● TASK DESCRIPTION: The listing below should be written out exactly; please include all of it.

Data listing
+ + +
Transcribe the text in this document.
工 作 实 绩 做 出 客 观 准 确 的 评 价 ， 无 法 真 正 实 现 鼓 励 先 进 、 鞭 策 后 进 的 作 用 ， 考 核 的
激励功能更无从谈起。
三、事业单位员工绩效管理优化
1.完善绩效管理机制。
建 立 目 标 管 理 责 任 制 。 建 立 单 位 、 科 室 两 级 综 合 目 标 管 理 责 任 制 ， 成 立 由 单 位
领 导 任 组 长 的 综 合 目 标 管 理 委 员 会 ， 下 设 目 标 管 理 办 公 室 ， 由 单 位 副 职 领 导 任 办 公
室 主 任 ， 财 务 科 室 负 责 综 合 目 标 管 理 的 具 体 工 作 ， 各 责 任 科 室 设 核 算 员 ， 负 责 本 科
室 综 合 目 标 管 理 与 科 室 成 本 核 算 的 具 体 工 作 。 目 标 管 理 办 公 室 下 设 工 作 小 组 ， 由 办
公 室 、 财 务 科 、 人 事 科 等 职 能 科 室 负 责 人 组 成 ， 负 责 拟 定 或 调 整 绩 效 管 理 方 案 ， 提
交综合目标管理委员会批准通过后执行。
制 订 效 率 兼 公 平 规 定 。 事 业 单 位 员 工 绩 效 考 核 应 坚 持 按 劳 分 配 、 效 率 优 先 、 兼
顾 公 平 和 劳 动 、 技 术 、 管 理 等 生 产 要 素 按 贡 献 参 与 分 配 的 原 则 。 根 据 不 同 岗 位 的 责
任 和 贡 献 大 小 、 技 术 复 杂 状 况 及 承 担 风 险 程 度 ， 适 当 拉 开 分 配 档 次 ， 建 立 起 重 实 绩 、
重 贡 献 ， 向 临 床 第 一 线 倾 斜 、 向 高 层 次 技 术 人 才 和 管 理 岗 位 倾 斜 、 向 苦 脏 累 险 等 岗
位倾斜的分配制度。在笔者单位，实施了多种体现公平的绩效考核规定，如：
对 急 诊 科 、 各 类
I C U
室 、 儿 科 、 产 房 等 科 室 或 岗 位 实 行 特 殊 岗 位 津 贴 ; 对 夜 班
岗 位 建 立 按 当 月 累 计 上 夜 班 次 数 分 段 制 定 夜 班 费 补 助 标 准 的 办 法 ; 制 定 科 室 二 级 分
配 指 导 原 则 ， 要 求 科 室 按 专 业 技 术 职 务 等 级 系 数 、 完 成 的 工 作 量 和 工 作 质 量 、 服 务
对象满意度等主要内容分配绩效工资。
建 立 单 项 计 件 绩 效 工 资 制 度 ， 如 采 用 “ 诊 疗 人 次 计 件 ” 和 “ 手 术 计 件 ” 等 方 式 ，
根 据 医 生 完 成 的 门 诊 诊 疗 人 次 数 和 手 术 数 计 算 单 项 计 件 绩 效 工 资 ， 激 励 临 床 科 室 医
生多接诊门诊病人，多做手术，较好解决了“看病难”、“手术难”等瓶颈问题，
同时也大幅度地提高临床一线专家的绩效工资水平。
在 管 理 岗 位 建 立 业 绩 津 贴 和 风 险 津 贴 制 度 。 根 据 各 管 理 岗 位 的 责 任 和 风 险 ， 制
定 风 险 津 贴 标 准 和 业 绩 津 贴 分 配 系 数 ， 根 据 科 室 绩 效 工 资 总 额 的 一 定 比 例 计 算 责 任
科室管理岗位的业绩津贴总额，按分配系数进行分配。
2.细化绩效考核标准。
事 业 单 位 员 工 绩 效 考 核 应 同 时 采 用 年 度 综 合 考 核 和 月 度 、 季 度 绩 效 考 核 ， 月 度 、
+ + +
● EXERCISE SOLUTION:
Transcribe the text in this document.
工 作 实 绩 做 出 客 观 准 确 的 评 价 ， 无 法 真 正 实 现 鼓 励 先 进 、 鞭 策 后 进 的 作 用 ， 考 核 的
激励功能更无从谈起。
三、事业单位员工绩效管理优化
1.完善绩效管理机制。
建 立 目 标 管 理 责 任 制 。 建 立 单 位 、 科 室 两 级 综 合 目 标 管 理 责 任 制 ， 成 立 由 单 位
领 导 任 组 长 的 综 合 目 标 管 理 委 员 会 ， 下 设 目 标 管 理 办 公 室 ， 由 单 位 副 职 领 导 任 办 公
室 主 任 ， 财 务 科 室 负 责 综 合 目 标 管 理 的 具 体 工 作 ， 各 责 任 科 室 设 核 算 员 ， 负 责 本 科
室 综 合 目 标 管 理 与 科 室 成 本 核 算 的 具 体 工 作 。 目 标 管 理 办 公 室 下 设 工 作 小 组 ， 由 办
公 室 、 财 务 科 、 人 事 科 等 职 能 科 室 负 责 人 组 成 ， 负 责 拟 定 或 调 整 绩 效 管 理 方 案 ， 提
交综合目标管理委员会批准通过后执行。
制 订 效 率 兼 公 平 规 定 。 事 业 单 位 员 工 绩 效 考 核 应 坚 持 按 劳 分 配 、 效 率 优 先 、 兼
顾 公 平 和 劳 动 、 技 术 、 管 理 等 生 产 要 素 按 贡 献 参 与 分 配 的 原 则 。 根 据 不 同 岗 位 的 责
任 和 贡 献 大 小 、 技 术 复 杂 状 况 及 承 担 风 险 程 度 ， 适 当 拉 开 分 配 档 次 ， 建 立 起 重 实 绩 、
重 贡 献 ， 向 临 床 第 一 线 倾 斜 、 向 高 层 次 技 术 人 才 和 管 理 岗 位 倾 斜 、 向 苦 脏 累 险 等 岗
位倾斜的分配制度。在笔者单位，实施了多种体现公平的绩效考核规定，如：
对 急 诊 科 、 各 类
I C U
室 、 儿 科 、 产 房 等 科 室 或 岗 位 实 行 特 殊 岗 位 津 贴 ; 对 夜 班
岗 位 建 立 按 当 月 累 计 上 夜 班 次 数 分 段 制 定 夜 班 费 补 助 标 准 的 办 法 ; 制 定 科 室 二 级 分
配 指 导 原 则 ， 要 求 科 室 按 专 业 技 术 职 务 等 级 系 数 、 完 成 的 工 作 量 和 工 作 质 量 、 服 务
对象满意度等主要内容分配绩效工资。
建 立 单 项 计 件 绩 效 工 资 制 度 ， 如 采 用 “ 诊 疗 人 次 计 件 ” 和 “ 手 术 计 件 ” 等 方 式 ，
根 据 医 生 完 成 的 门 诊 诊 疗 人 次 数 和 手 术 数 计 算 单 项 计 件 绩 效 工 资 ， 激 励 临 床 科 室 医
生多接诊门诊病人，多做手术，较好解决了“看病难”、“手术难”等瓶颈问题，
同时也大幅度地提高临床一线专家的绩效工资水平。
在 管 理 岗 位 建 立 业 绩 津 贴 和 风 险 津 贴 制 度 。 根 据 各 管 理 岗 位 的 责 任 和 风 险 ， 制
定 风 险 津 贴 标 准 和 业 绩 津 贴 分 配 系 数 ， 根 据 科 室 绩 效 工 资 总 额 的 一 定 比 例 计 算 责 任
科室管理岗位的业绩津贴总额，按分配系数进行分配。
2.细化绩效考核标准。
事 业 单 位 员 工 绩 效 考 核 应 同 时 采 用 年 度 综 合 考 核 和 月 度 、 季 度 绩 效 考 核 ， 月 度 、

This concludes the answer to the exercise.